**Required work**
Give the number of lines that include the word "note", nothing more.
------
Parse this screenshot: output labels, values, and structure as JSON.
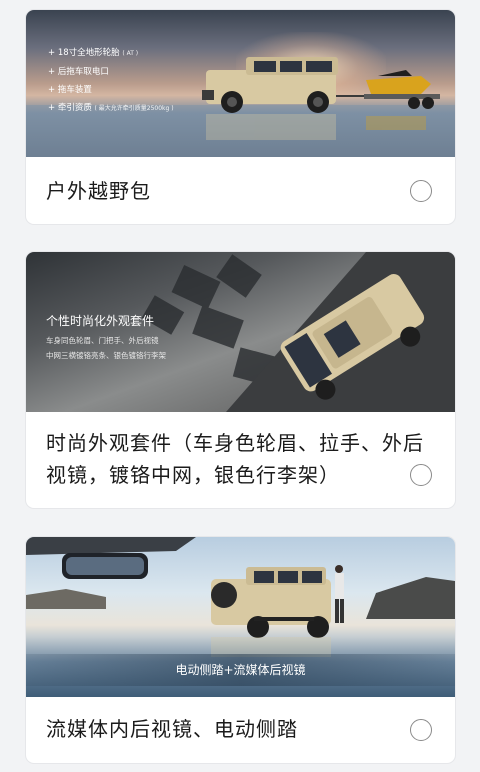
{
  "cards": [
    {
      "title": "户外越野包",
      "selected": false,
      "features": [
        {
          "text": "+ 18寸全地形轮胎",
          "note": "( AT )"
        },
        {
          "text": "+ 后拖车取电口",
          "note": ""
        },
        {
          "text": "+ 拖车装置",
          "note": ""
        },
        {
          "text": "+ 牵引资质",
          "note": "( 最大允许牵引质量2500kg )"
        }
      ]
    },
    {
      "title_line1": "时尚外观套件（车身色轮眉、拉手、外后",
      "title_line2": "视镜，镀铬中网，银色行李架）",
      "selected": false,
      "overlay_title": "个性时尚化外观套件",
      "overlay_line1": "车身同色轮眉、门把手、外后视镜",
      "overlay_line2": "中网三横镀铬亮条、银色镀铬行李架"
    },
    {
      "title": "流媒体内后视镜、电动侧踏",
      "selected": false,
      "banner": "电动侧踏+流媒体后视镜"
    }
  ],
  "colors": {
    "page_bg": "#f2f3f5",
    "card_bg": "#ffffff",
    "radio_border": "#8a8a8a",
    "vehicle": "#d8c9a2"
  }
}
------
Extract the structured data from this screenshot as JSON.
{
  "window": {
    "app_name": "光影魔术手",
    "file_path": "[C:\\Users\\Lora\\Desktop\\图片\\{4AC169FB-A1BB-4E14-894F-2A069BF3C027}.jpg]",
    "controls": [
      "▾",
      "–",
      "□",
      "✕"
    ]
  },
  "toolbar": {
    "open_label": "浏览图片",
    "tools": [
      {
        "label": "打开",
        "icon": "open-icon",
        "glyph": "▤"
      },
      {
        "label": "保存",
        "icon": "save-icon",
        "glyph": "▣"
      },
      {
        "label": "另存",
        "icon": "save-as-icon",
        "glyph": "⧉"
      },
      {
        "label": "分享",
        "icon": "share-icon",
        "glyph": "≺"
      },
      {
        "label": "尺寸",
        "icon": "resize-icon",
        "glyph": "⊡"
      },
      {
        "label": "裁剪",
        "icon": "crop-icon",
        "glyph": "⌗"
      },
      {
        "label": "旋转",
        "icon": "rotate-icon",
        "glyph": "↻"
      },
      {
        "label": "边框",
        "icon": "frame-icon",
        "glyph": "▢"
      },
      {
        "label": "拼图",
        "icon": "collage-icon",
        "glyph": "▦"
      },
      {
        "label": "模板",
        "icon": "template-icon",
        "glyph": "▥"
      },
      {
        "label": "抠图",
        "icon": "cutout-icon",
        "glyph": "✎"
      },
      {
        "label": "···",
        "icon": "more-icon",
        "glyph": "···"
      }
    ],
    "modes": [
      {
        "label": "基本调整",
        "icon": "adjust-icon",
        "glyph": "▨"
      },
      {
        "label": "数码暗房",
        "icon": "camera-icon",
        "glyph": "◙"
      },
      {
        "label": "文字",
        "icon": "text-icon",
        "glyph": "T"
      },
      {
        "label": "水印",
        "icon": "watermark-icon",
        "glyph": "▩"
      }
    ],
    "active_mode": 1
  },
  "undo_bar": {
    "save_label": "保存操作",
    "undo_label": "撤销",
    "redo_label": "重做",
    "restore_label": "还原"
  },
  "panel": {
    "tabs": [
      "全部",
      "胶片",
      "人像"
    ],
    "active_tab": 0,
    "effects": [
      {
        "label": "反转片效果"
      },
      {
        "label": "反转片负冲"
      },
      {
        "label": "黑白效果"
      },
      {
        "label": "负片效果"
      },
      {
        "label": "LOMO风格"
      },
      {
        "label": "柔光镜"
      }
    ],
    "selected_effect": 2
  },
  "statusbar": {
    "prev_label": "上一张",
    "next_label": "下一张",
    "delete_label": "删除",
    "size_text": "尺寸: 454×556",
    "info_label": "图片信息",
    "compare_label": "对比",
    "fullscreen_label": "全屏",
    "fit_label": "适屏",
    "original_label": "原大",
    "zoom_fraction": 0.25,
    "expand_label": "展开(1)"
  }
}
------
**Response below**
4